Dataset records
○ ○ ○
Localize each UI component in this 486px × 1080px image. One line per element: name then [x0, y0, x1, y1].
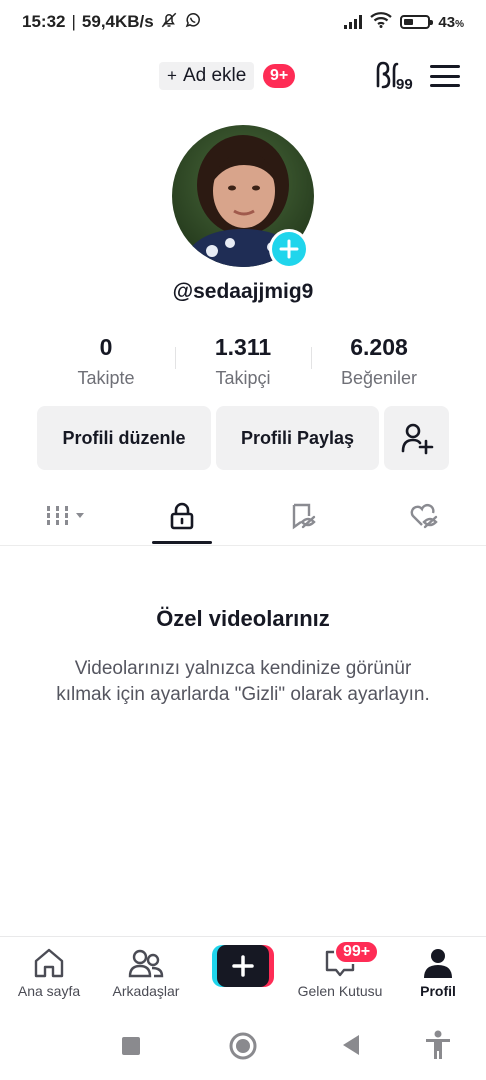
nav-profile[interactable]: Profil	[404, 937, 472, 1011]
status-bar: 15:32 | 59,4KB/s 43%	[0, 0, 486, 44]
grid-icon	[47, 506, 84, 525]
create-button[interactable]	[212, 945, 274, 987]
stat-likes[interactable]: 6.208 Beğeniler	[309, 334, 449, 389]
username: @sedaajjmig9	[172, 280, 314, 303]
inbox-badge: 99+	[334, 940, 380, 964]
accessibility-icon	[426, 1030, 450, 1059]
bookmark-hidden-icon	[292, 503, 316, 530]
nav-friends[interactable]: Arkadaşlar	[102, 937, 190, 1011]
share-profile-button[interactable]: Profili Paylaş	[216, 406, 379, 470]
tab-saved[interactable]	[258, 488, 348, 544]
nav-profile-label: Profil	[420, 983, 456, 999]
status-time: 15:32	[22, 12, 66, 31]
square-icon	[122, 1037, 140, 1055]
heart-hidden-icon	[410, 503, 438, 529]
network-speed: 59,4KB/s	[81, 12, 154, 31]
status-left: 15:32 | 59,4KB/s	[22, 11, 202, 34]
system-nav-bar	[0, 1010, 486, 1080]
stat-value: 1.311	[214, 334, 272, 360]
nav-friends-label: Arkadaşlar	[112, 983, 180, 999]
add-account-label: Ad ekle	[182, 65, 247, 86]
circle-icon	[229, 1032, 257, 1060]
home-button[interactable]	[229, 1032, 257, 1065]
nav-inbox-label: Gelen Kutusu	[297, 983, 383, 999]
add-friend-icon	[401, 423, 433, 455]
profile-icon	[424, 949, 452, 978]
bottom-nav: Ana sayfa Arkadaşlar Gelen Kutusu Profil	[0, 936, 486, 1010]
recents-button[interactable]	[121, 1036, 141, 1061]
stat-following[interactable]: 0 Takipte	[36, 334, 176, 389]
empty-state-description: Videolarınızı yalnızca kendinize görünür…	[56, 658, 430, 705]
plus-icon	[232, 955, 254, 977]
hamburger-menu-icon[interactable]	[430, 65, 460, 87]
plus-icon: +	[167, 66, 177, 85]
status-right: 43%	[344, 11, 464, 33]
notification-badge: 9+	[263, 64, 296, 88]
add-avatar-button[interactable]	[269, 229, 309, 269]
triangle-back-icon	[343, 1035, 359, 1055]
empty-state-title: Özel videolarınız	[156, 606, 330, 631]
stat-label: Takipçi	[215, 368, 271, 388]
tab-videos[interactable]	[20, 488, 110, 544]
add-account-button[interactable]: + Ad ekle	[159, 62, 255, 90]
signal-icon	[344, 15, 363, 29]
home-icon	[34, 948, 64, 978]
lock-icon	[170, 502, 194, 530]
stat-value: 0	[99, 334, 113, 360]
top-nav: + Ad ekle 9+ 99	[0, 56, 486, 96]
stat-label: Beğeniler	[340, 368, 418, 388]
stat-value: 6.208	[350, 334, 408, 360]
wifi-icon	[370, 11, 393, 33]
bell-off-icon	[160, 11, 178, 34]
tab-liked[interactable]	[380, 488, 470, 544]
plus-icon	[279, 239, 299, 259]
accessibility-button[interactable]	[424, 1030, 452, 1065]
stat-label: Takipte	[77, 368, 135, 388]
battery-percent: 43%	[438, 13, 464, 31]
whatsapp-icon	[184, 11, 202, 34]
stat-followers[interactable]: 1.311 Takipçi	[173, 334, 313, 389]
edit-profile-button[interactable]: Profili düzenle	[37, 406, 211, 470]
back-button[interactable]	[341, 1034, 361, 1061]
nav-home[interactable]: Ana sayfa	[6, 937, 92, 1011]
add-friend-button[interactable]	[384, 406, 449, 470]
svg-text:99: 99	[396, 76, 413, 93]
friends-icon	[128, 949, 164, 978]
status-separator: |	[71, 12, 76, 31]
active-tab-indicator	[152, 541, 212, 544]
profile-tabs	[0, 488, 486, 546]
battery-icon	[400, 15, 434, 29]
creator-tools-icon[interactable]: 99	[372, 58, 418, 94]
nav-home-label: Ana sayfa	[17, 983, 81, 999]
tab-private[interactable]	[137, 488, 227, 544]
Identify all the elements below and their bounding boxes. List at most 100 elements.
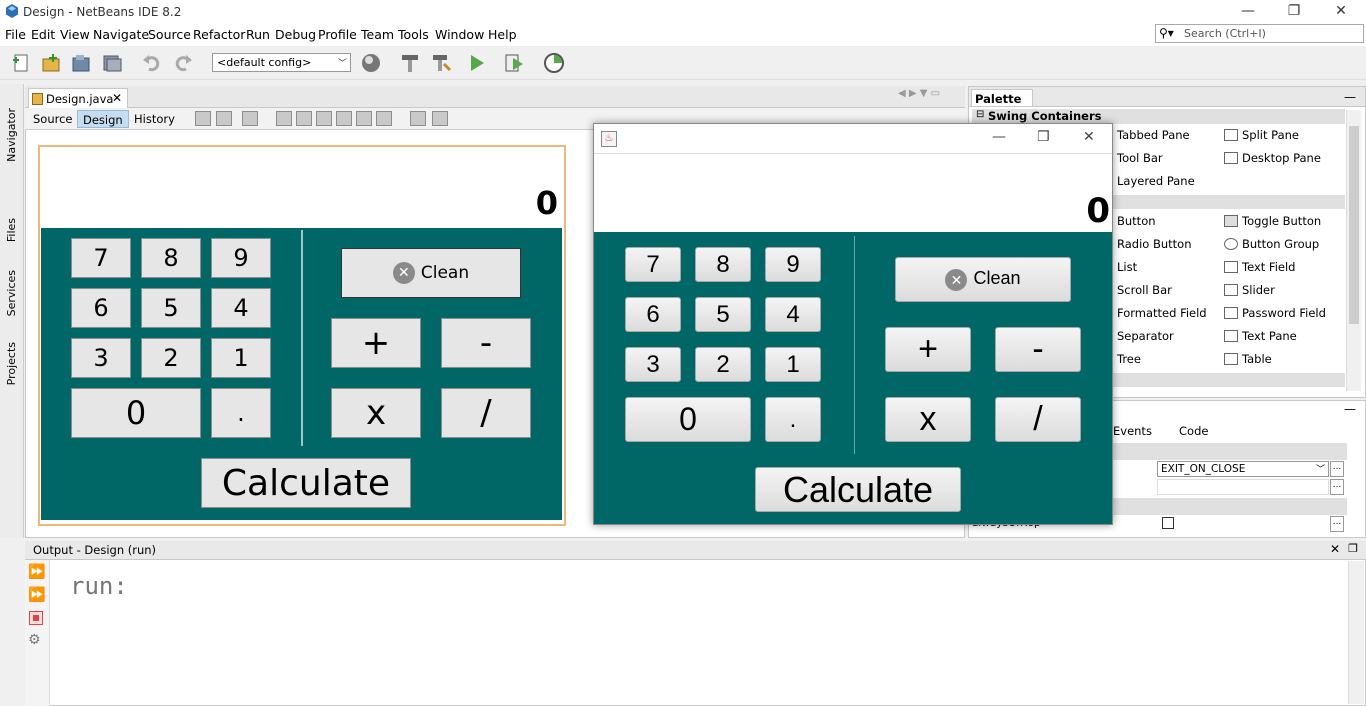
align-right-icon[interactable]	[296, 111, 312, 126]
tab-source[interactable]: Source	[28, 110, 78, 128]
minimize-properties-icon[interactable]: —	[1344, 402, 1356, 416]
palette-item-layered-pane[interactable]: Layered Pane	[1117, 174, 1195, 188]
sidebar-item-files[interactable]: Files	[5, 218, 18, 242]
palette-item-tool-bar[interactable]: Tool Bar	[1117, 151, 1163, 165]
minimize-button[interactable]: —	[1225, 0, 1271, 24]
palette-scroll-thumb[interactable]	[1349, 126, 1359, 324]
palette-item-scroll-bar[interactable]: Scroll Bar	[1117, 283, 1172, 297]
run-calculate-button[interactable]: Calculate	[755, 467, 961, 512]
design-digit-5-button[interactable]: 5	[141, 288, 201, 328]
run-digit-9-button[interactable]: 9	[765, 247, 821, 282]
default-close-ellipsis-button[interactable]: ...	[1330, 461, 1344, 477]
palette-item-password-field[interactable]: Password Field	[1242, 306, 1326, 320]
menu-window[interactable]: Window	[435, 27, 484, 42]
run-icon[interactable]	[466, 52, 488, 74]
align-left-icon[interactable]	[276, 111, 292, 126]
design-digit-7-button[interactable]: 7	[71, 238, 131, 278]
always-on-top-checkbox[interactable]	[1162, 517, 1174, 529]
file-tab-design-java[interactable]: Design.java ✕	[28, 88, 128, 108]
config-select[interactable]: <default config> ﹀	[212, 53, 351, 72]
resize-vertical-icon[interactable]	[432, 111, 448, 126]
run-digit-2-button[interactable]: 2	[695, 347, 751, 382]
new-project-icon[interactable]	[40, 52, 62, 74]
sidebar-item-projects[interactable]: Projects	[5, 342, 18, 385]
design-display[interactable]: 0	[41, 148, 562, 228]
palette-item-list[interactable]: List	[1117, 260, 1137, 274]
restore-output-icon[interactable]: ❐	[1348, 542, 1358, 555]
design-digit-9-button[interactable]: 9	[211, 238, 271, 278]
run-dot-button[interactable]: .	[765, 397, 821, 442]
menu-source[interactable]: Source	[148, 27, 191, 42]
clean-build-icon[interactable]	[430, 52, 452, 74]
center-vertical-icon[interactable]	[376, 111, 392, 126]
tab-code[interactable]: Code	[1179, 424, 1208, 438]
palette-tab[interactable]: Palette ✕	[971, 89, 1033, 120]
tab-design[interactable]: Design	[77, 110, 129, 128]
design-dot-button[interactable]: .	[211, 388, 271, 438]
menu-tools[interactable]: Tools	[398, 27, 429, 42]
sidebar-item-navigator[interactable]: Navigator	[5, 108, 18, 162]
property-ellipsis-button[interactable]: ...	[1330, 479, 1344, 495]
run-close-button[interactable]: ✕	[1083, 129, 1095, 145]
redo-icon[interactable]	[172, 52, 194, 74]
menu-help[interactable]: Help	[488, 27, 517, 42]
run-minus-button[interactable]: -	[995, 327, 1081, 372]
menu-debug[interactable]: Debug	[275, 27, 316, 42]
tab-events[interactable]: Events	[1113, 424, 1152, 438]
palette-item-split-pane[interactable]: Split Pane	[1242, 128, 1299, 142]
minimize-panel-icon[interactable]: —	[1344, 90, 1356, 104]
menu-profile[interactable]: Profile	[318, 27, 357, 42]
tab-history[interactable]: History	[129, 110, 180, 128]
stop-icon[interactable]	[29, 611, 43, 625]
run-plus-button[interactable]: +	[885, 327, 971, 372]
design-clean-button[interactable]: ✕ Clean	[341, 248, 521, 298]
open-project-icon[interactable]	[70, 52, 92, 74]
run-digit-3-button[interactable]: 3	[625, 347, 681, 382]
menu-navigate[interactable]: Navigate	[93, 27, 149, 42]
palette-scrollbar[interactable]	[1346, 110, 1361, 391]
always-on-top-ellipsis-button[interactable]: ...	[1330, 516, 1344, 532]
design-digit-2-button[interactable]: 2	[141, 338, 201, 378]
design-multiply-button[interactable]: x	[331, 388, 421, 438]
menu-refactor[interactable]: Refactor	[193, 27, 245, 42]
palette-item-toggle-button[interactable]: Toggle Button	[1242, 214, 1321, 228]
selection-mode-icon[interactable]	[195, 111, 211, 126]
run-digit-7-button[interactable]: 7	[625, 247, 681, 282]
center-horizontal-icon[interactable]	[316, 111, 332, 126]
design-digit-3-button[interactable]: 3	[71, 338, 131, 378]
palette-item-desktop-pane[interactable]: Desktop Pane	[1242, 151, 1321, 165]
rerun-with-params-icon[interactable]: ⏩	[28, 587, 45, 603]
output-scrollbar[interactable]	[1348, 561, 1364, 704]
menu-view[interactable]: View	[60, 27, 90, 42]
close-output-icon[interactable]: ✕	[1330, 542, 1340, 556]
run-digit-1-button[interactable]: 1	[765, 347, 821, 382]
run-minimize-button[interactable]: —	[992, 129, 1006, 145]
run-clean-button[interactable]: ✕ Clean	[895, 257, 1071, 302]
connection-mode-icon[interactable]	[216, 111, 232, 126]
close-tab-icon[interactable]: ✕	[112, 91, 122, 105]
align-bottom-icon[interactable]	[356, 111, 372, 126]
new-file-icon[interactable]	[10, 52, 32, 74]
globe-icon[interactable]	[360, 52, 382, 74]
output-settings-icon[interactable]: ⚙	[28, 632, 41, 648]
palette-item-tree[interactable]: Tree	[1117, 352, 1141, 366]
palette-item-text-field[interactable]: Text Field	[1242, 260, 1295, 274]
menu-edit[interactable]: Edit	[31, 27, 55, 42]
save-all-icon[interactable]	[101, 52, 123, 74]
run-display[interactable]: 0	[595, 155, 1112, 232]
palette-section-swing-containers[interactable]: ⊟ Swing Containers	[972, 109, 1345, 124]
align-top-icon[interactable]	[336, 111, 352, 126]
design-calculate-button[interactable]: Calculate	[201, 458, 411, 508]
sidebar-item-services[interactable]: Services	[5, 270, 18, 316]
palette-item-formatted-field[interactable]: Formatted Field	[1117, 306, 1207, 320]
debug-icon[interactable]	[503, 52, 525, 74]
palette-item-slider[interactable]: Slider	[1242, 283, 1275, 297]
run-divide-button[interactable]: /	[995, 397, 1081, 442]
menu-file[interactable]: File	[5, 27, 26, 42]
run-digit-5-button[interactable]: 5	[695, 297, 751, 332]
close-window-button[interactable]: ✕	[1318, 0, 1364, 24]
palette-item-button[interactable]: Button	[1117, 214, 1156, 228]
rerun-icon[interactable]: ⏩	[28, 564, 45, 580]
design-plus-button[interactable]: +	[331, 318, 421, 368]
preview-design-icon[interactable]	[242, 111, 258, 126]
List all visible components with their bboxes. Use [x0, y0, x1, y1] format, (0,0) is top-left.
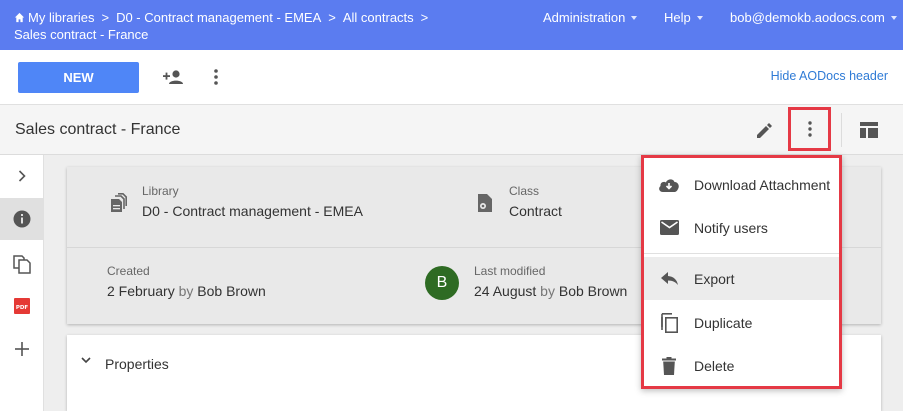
○ ○ ○
EXERCISE
Rewrite the lines as a JSON list of strings, one string per line and no blank lines, starting at the line containing "111, 312, 126]" and ending with the line containing "288, 201, 328]".

WRITTEN ANSWER
[
  "align-right-icon[interactable]\t[296, 111, 312, 126]",
  "tab-source[interactable]: Source\t[28, 110, 78, 128]",
  "minimize-properties-icon[interactable]: —\t[1344, 402, 1356, 416]",
  "palette-item-layered-pane[interactable]: Layered Pane\t[1117, 174, 1195, 188]",
  "sidebar-item-files[interactable]: Files\t[5, 218, 18, 242]",
  "palette-item-tool-bar[interactable]: Tool Bar\t[1117, 151, 1163, 165]",
  "minimize-button[interactable]: —\t[1225, 0, 1271, 24]",
  "palette-scroll-thumb[interactable]\t[1349, 126, 1359, 324]",
  "palette-item-scroll-bar[interactable]: Scroll Bar\t[1117, 283, 1172, 297]",
  "run-calculate-button[interactable]: Calculate\t[755, 467, 961, 512]",
  "design-digit-5-button[interactable]: 5\t[141, 288, 201, 328]"
]